What is asked
Extract each line containing the string "JSON".

Dataset rows
··········
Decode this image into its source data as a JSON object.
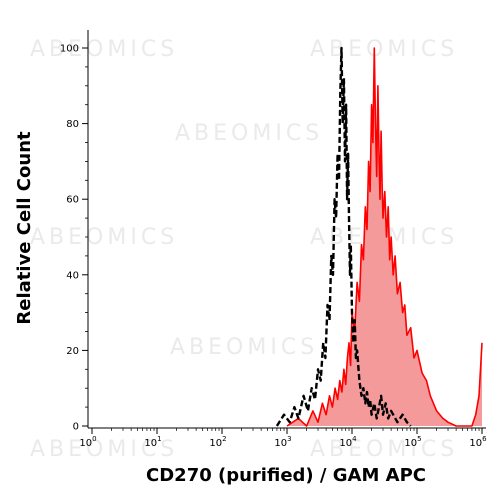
{
  "watermark": "ABEOMICS",
  "chart_data": {
    "type": "area",
    "title": "",
    "xlabel": "CD270 (purified) / GAM APC",
    "ylabel": "Relative Cell Count",
    "xscale": "log",
    "xlim": [
      1,
      1000000
    ],
    "ylim": [
      0,
      100
    ],
    "grid": false,
    "x_ticks": [
      {
        "base": "10",
        "exp": "0"
      },
      {
        "base": "10",
        "exp": "1"
      },
      {
        "base": "10",
        "exp": "2"
      },
      {
        "base": "10",
        "exp": "3"
      },
      {
        "base": "10",
        "exp": "4"
      },
      {
        "base": "10",
        "exp": "5"
      },
      {
        "base": "10",
        "exp": "6"
      }
    ],
    "y_ticks": [
      "0",
      "20",
      "40",
      "60",
      "80",
      "100"
    ],
    "series": [
      {
        "style": "dashed",
        "color": "#000000",
        "fill": "none",
        "x": [
          700,
          900,
          1100,
          1300,
          1500,
          1800,
          2100,
          2400,
          2700,
          3000,
          3300,
          3600,
          3900,
          4200,
          4500,
          4800,
          5100,
          5400,
          5700,
          6000,
          6300,
          6600,
          6900,
          7200,
          7500,
          7800,
          8100,
          8400,
          8700,
          9000,
          9300,
          9600,
          10000,
          10500,
          11000,
          11500,
          12000,
          13000,
          14000,
          15000,
          16000,
          17000,
          18000,
          19000,
          20000,
          22000,
          24000,
          26000,
          28000,
          30000,
          33000,
          36000,
          40000,
          50000,
          60000,
          70000,
          80000
        ],
        "y": [
          0,
          3,
          1,
          5,
          2,
          8,
          4,
          10,
          7,
          15,
          12,
          22,
          18,
          32,
          28,
          45,
          40,
          60,
          55,
          72,
          65,
          88,
          100,
          80,
          92,
          70,
          85,
          60,
          72,
          55,
          40,
          48,
          30,
          22,
          28,
          18,
          20,
          12,
          8,
          10,
          6,
          9,
          5,
          7,
          3,
          6,
          2,
          5,
          8,
          3,
          6,
          2,
          4,
          1,
          3,
          1,
          0
        ]
      },
      {
        "style": "solid",
        "color": "#ff0000",
        "fill": "#f59a9a",
        "x": [
          1000,
          1500,
          2000,
          2500,
          3000,
          3500,
          4000,
          4500,
          5000,
          5500,
          6000,
          6500,
          7000,
          7500,
          8000,
          8500,
          9000,
          9500,
          10000,
          11000,
          12000,
          13000,
          14000,
          15000,
          16000,
          17000,
          18000,
          19000,
          20000,
          21000,
          22000,
          23000,
          24000,
          25000,
          26000,
          27000,
          28000,
          29000,
          30000,
          32000,
          34000,
          36000,
          38000,
          40000,
          43000,
          46000,
          50000,
          55000,
          60000,
          65000,
          70000,
          80000,
          90000,
          100000,
          120000,
          140000,
          160000,
          200000,
          250000,
          300000,
          400000,
          500000,
          600000,
          700000,
          800000,
          900000,
          1000000
        ],
        "y": [
          0,
          2,
          0,
          4,
          1,
          6,
          3,
          8,
          5,
          10,
          7,
          12,
          9,
          15,
          11,
          18,
          22,
          16,
          30,
          25,
          38,
          33,
          48,
          44,
          58,
          52,
          70,
          62,
          85,
          75,
          100,
          80,
          66,
          90,
          72,
          60,
          78,
          64,
          55,
          62,
          50,
          58,
          44,
          50,
          40,
          45,
          35,
          38,
          30,
          32,
          24,
          26,
          18,
          20,
          14,
          12,
          8,
          4,
          2,
          1,
          0,
          0,
          0,
          0,
          3,
          8,
          22
        ]
      }
    ]
  }
}
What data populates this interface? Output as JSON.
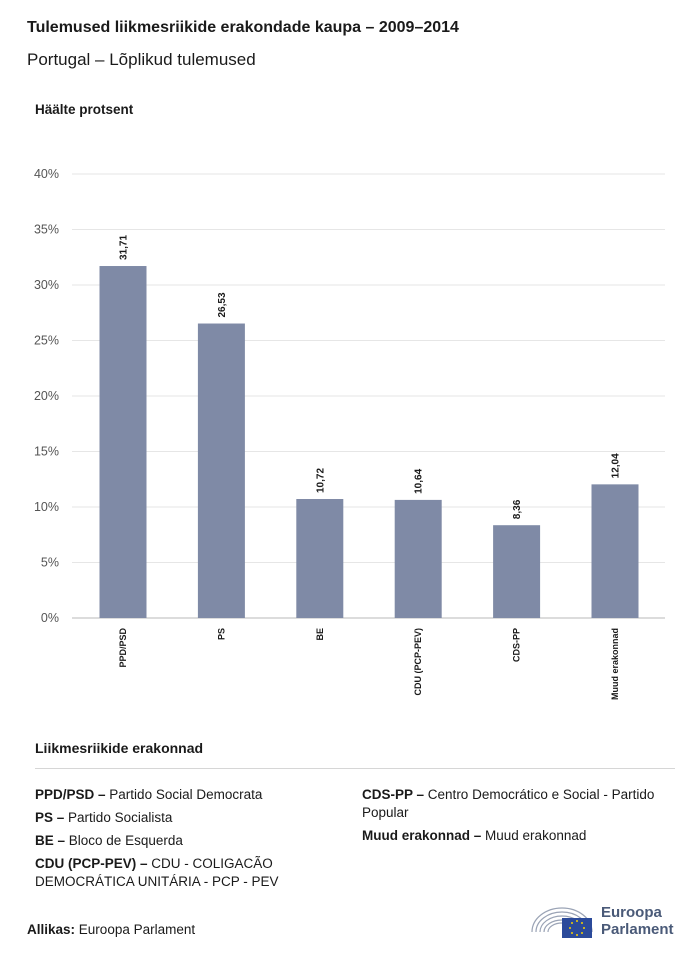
{
  "header": {
    "title": "Tulemused liikmesriikide erakondade kaupa – 2009–2014",
    "subtitle": "Portugal – Lõplikud tulemused"
  },
  "chart_data": {
    "type": "bar",
    "ylabel": "Häälte protsent",
    "categories": [
      "PPD/PSD",
      "PS",
      "BE",
      "CDU (PCP-PEV)",
      "CDS-PP",
      "Muud erakonnad"
    ],
    "values": [
      31.71,
      26.53,
      10.72,
      10.64,
      8.36,
      12.04
    ],
    "value_labels": [
      "31,71",
      "26,53",
      "10,72",
      "10,64",
      "8,36",
      "12,04"
    ],
    "yticks": [
      "0%",
      "5%",
      "10%",
      "15%",
      "20%",
      "25%",
      "30%",
      "35%",
      "40%"
    ],
    "ylim": [
      0,
      40
    ],
    "grid": true,
    "bar_color": "#7f8aa6"
  },
  "legend": {
    "title": "Liikmesriikide erakonnad",
    "left": [
      {
        "abbr": "PPD/PSD –",
        "name": "Partido Social Democrata"
      },
      {
        "abbr": "PS –",
        "name": "Partido Socialista"
      },
      {
        "abbr": "BE –",
        "name": "Bloco de Esquerda"
      },
      {
        "abbr": "CDU (PCP-PEV) –",
        "name": "CDU - COLIGACÃO DEMOCRÁTICA UNITÁRIA - PCP - PEV"
      }
    ],
    "right": [
      {
        "abbr": "CDS-PP –",
        "name": "Centro Democrático e Social - Partido Popular"
      },
      {
        "abbr": "Muud erakonnad –",
        "name": "Muud erakonnad"
      }
    ]
  },
  "footer": {
    "source_label": "Allikas:",
    "source_value": "Euroopa Parlament",
    "logo_line1": "Euroopa",
    "logo_line2": "Parlament"
  }
}
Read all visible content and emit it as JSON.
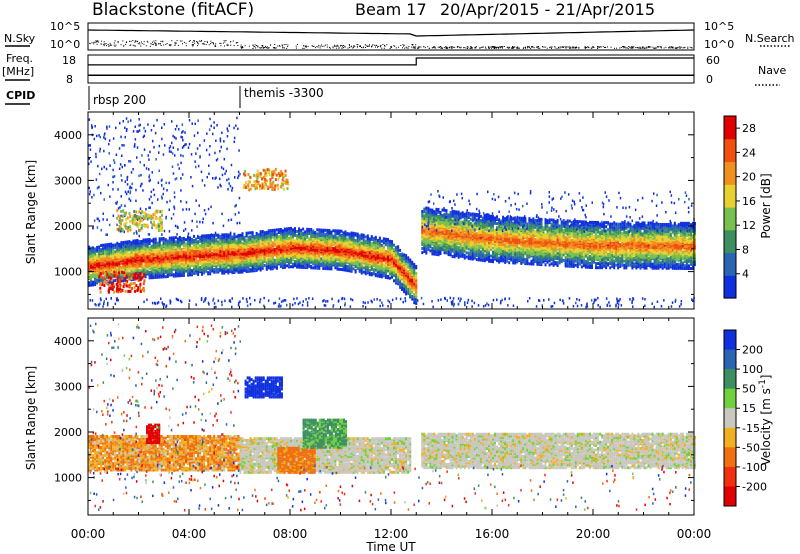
{
  "header": {
    "station": "Blackstone (fitACF)",
    "beam": "Beam 17",
    "date_range": "20/Apr/2015 - 21/Apr/2015"
  },
  "summary_panels": {
    "nsky_label": "N.Sky",
    "nsky_left_ticks": [
      "10^5",
      "10^0"
    ],
    "nsky_right_ticks": [
      "10^5",
      "10^0"
    ],
    "nsearch_label": "N.Search",
    "freq_label_line1": "Freq.",
    "freq_label_line2": "[MHz]",
    "freq_left_ticks": [
      "18",
      "8"
    ],
    "freq_right_ticks": [
      "60",
      "0"
    ],
    "nave_label": "Nave",
    "cpid_label": "CPID",
    "cpid_segments": [
      {
        "label": "rbsp 200",
        "start_hour": 0
      },
      {
        "label": "themis -3300",
        "start_hour": 6
      }
    ],
    "freq_series": {
      "before_hour": 13,
      "before_mhz": 10.5,
      "after_mhz": 10.5
    },
    "nave_series": {
      "before_hour": 13,
      "before": 42,
      "after": 60
    }
  },
  "chart_data": [
    {
      "type": "heatmap",
      "title": "Power",
      "ylabel": "Slant Range [km]",
      "xlabel": "",
      "ylim": [
        180,
        4500
      ],
      "yticks": [
        1000,
        2000,
        3000,
        4000
      ],
      "xlim_hours": [
        0,
        24
      ],
      "colorbar": {
        "label": "Power [dB]",
        "ticks": [
          4,
          8,
          12,
          16,
          20,
          24,
          28
        ],
        "range": [
          0,
          30
        ],
        "colors": [
          "#1030e0",
          "#2a64b4",
          "#3c9060",
          "#78c050",
          "#e8d030",
          "#f09020",
          "#f05010",
          "#e00000"
        ]
      },
      "bands": [
        {
          "from_h": 0.0,
          "to_h": 13.0,
          "center_km": [
            [
              0,
              1150
            ],
            [
              2,
              1300
            ],
            [
              4,
              1380
            ],
            [
              6,
              1440
            ],
            [
              8,
              1560
            ],
            [
              10,
              1500
            ],
            [
              12,
              1300
            ],
            [
              13,
              700
            ]
          ],
          "width_km": 420,
          "peak_db": 28
        },
        {
          "from_h": 13.2,
          "to_h": 24.0,
          "center_km": [
            [
              13.2,
              1950
            ],
            [
              16,
              1750
            ],
            [
              20,
              1620
            ],
            [
              24,
              1600
            ]
          ],
          "width_km": 500,
          "peak_db": 24
        }
      ],
      "patches": [
        {
          "label": "",
          "hour": 7.0,
          "km": 3050,
          "db": 20
        },
        {
          "label": "",
          "hour": 2.0,
          "km": 2150,
          "db": 16
        },
        {
          "label": "",
          "hour": 1.3,
          "km": 800,
          "db": 26
        }
      ]
    },
    {
      "type": "heatmap",
      "title": "Velocity",
      "ylabel": "Slant Range [km]",
      "xlabel": "Time UT",
      "ylim": [
        180,
        4500
      ],
      "yticks": [
        1000,
        2000,
        3000,
        4000
      ],
      "xlim_hours": [
        0,
        24
      ],
      "xticks": [
        "00:00",
        "04:00",
        "08:00",
        "12:00",
        "16:00",
        "20:00",
        "00:00"
      ],
      "colorbar": {
        "label": "Velocity [m s^-1]",
        "ticks": [
          200,
          100,
          50,
          15,
          -15,
          -50,
          -100,
          -200
        ],
        "colors": [
          "#1030e0",
          "#2a64b4",
          "#3c9060",
          "#70d040",
          "#c8c8c0",
          "#f0b020",
          "#f07010",
          "#f03010",
          "#e00000"
        ]
      },
      "regions": [
        {
          "from_h": 0.0,
          "to_h": 6.0,
          "km": [
            1200,
            1950
          ],
          "vel": -30
        },
        {
          "from_h": 6.0,
          "to_h": 12.8,
          "km": [
            1150,
            1900
          ],
          "vel": 0
        },
        {
          "from_h": 13.2,
          "to_h": 24.0,
          "km": [
            1250,
            2000
          ],
          "vel": 0
        },
        {
          "from_h": 2.3,
          "to_h": 2.8,
          "km": [
            1800,
            2200
          ],
          "vel": -200
        },
        {
          "from_h": 6.2,
          "to_h": 7.7,
          "km": [
            2800,
            3250
          ],
          "vel": 200
        },
        {
          "from_h": 7.5,
          "to_h": 9.0,
          "km": [
            1150,
            1700
          ],
          "vel": -45
        },
        {
          "from_h": 8.5,
          "to_h": 10.2,
          "km": [
            1700,
            2300
          ],
          "vel": 40
        }
      ]
    }
  ]
}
··········
Exercise response
Decode this image into its source data as a JSON object.
What data populates this interface? Output as JSON.
Read all visible content and emit it as JSON.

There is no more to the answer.